> [WRITTEN PROBLEM]: Output the lines that follow exactly as they are.

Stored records
******

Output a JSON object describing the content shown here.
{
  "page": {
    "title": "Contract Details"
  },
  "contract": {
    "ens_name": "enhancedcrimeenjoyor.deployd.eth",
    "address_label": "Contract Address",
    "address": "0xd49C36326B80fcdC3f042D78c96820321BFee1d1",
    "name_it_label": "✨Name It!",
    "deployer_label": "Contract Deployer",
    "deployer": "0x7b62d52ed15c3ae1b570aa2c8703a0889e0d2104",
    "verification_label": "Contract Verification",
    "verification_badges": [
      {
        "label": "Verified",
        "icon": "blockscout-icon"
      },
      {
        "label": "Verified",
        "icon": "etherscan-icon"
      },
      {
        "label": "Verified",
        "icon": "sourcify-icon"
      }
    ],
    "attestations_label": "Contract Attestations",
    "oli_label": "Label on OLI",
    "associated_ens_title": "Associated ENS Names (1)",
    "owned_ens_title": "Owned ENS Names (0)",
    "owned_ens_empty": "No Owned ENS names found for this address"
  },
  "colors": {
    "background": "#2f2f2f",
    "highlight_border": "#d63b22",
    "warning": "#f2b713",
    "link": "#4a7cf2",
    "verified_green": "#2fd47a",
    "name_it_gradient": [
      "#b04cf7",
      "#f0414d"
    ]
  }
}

******

> [EXERCISE ANSWER]:
Output a JSON object describing the content shown here.
{
  "page": {
    "title": "Contract Details"
  },
  "contract": {
    "ens_name": "enhancedcrimeenjoyor.deployd.eth",
    "address_label": "Contract Address",
    "address": "0xd49C36326B80fcdC3f042D78c96820321BFee1d1",
    "name_it_label": "✨Name It!",
    "deployer_label": "Contract Deployer",
    "deployer": "0x7b62d52ed15c3ae1b570aa2c8703a0889e0d2104",
    "verification_label": "Contract Verification",
    "verification_badges": [
      {
        "label": "Verified",
        "icon": "blockscout-icon"
      },
      {
        "label": "Verified",
        "icon": "etherscan-icon"
      },
      {
        "label": "Verified",
        "icon": "sourcify-icon"
      }
    ],
    "attestations_label": "Contract Attestations",
    "oli_label": "Label on OLI",
    "associated_ens_title": "Associated ENS Names (1)",
    "owned_ens_title": "Owned ENS Names (0)",
    "owned_ens_empty": "No Owned ENS names found for this address"
  },
  "colors": {
    "background": "#2f2f2f",
    "highlight_border": "#d63b22",
    "warning": "#f2b713",
    "link": "#4a7cf2",
    "verified_green": "#2fd47a",
    "name_it_gradient": [
      "#b04cf7",
      "#f0414d"
    ]
  }
}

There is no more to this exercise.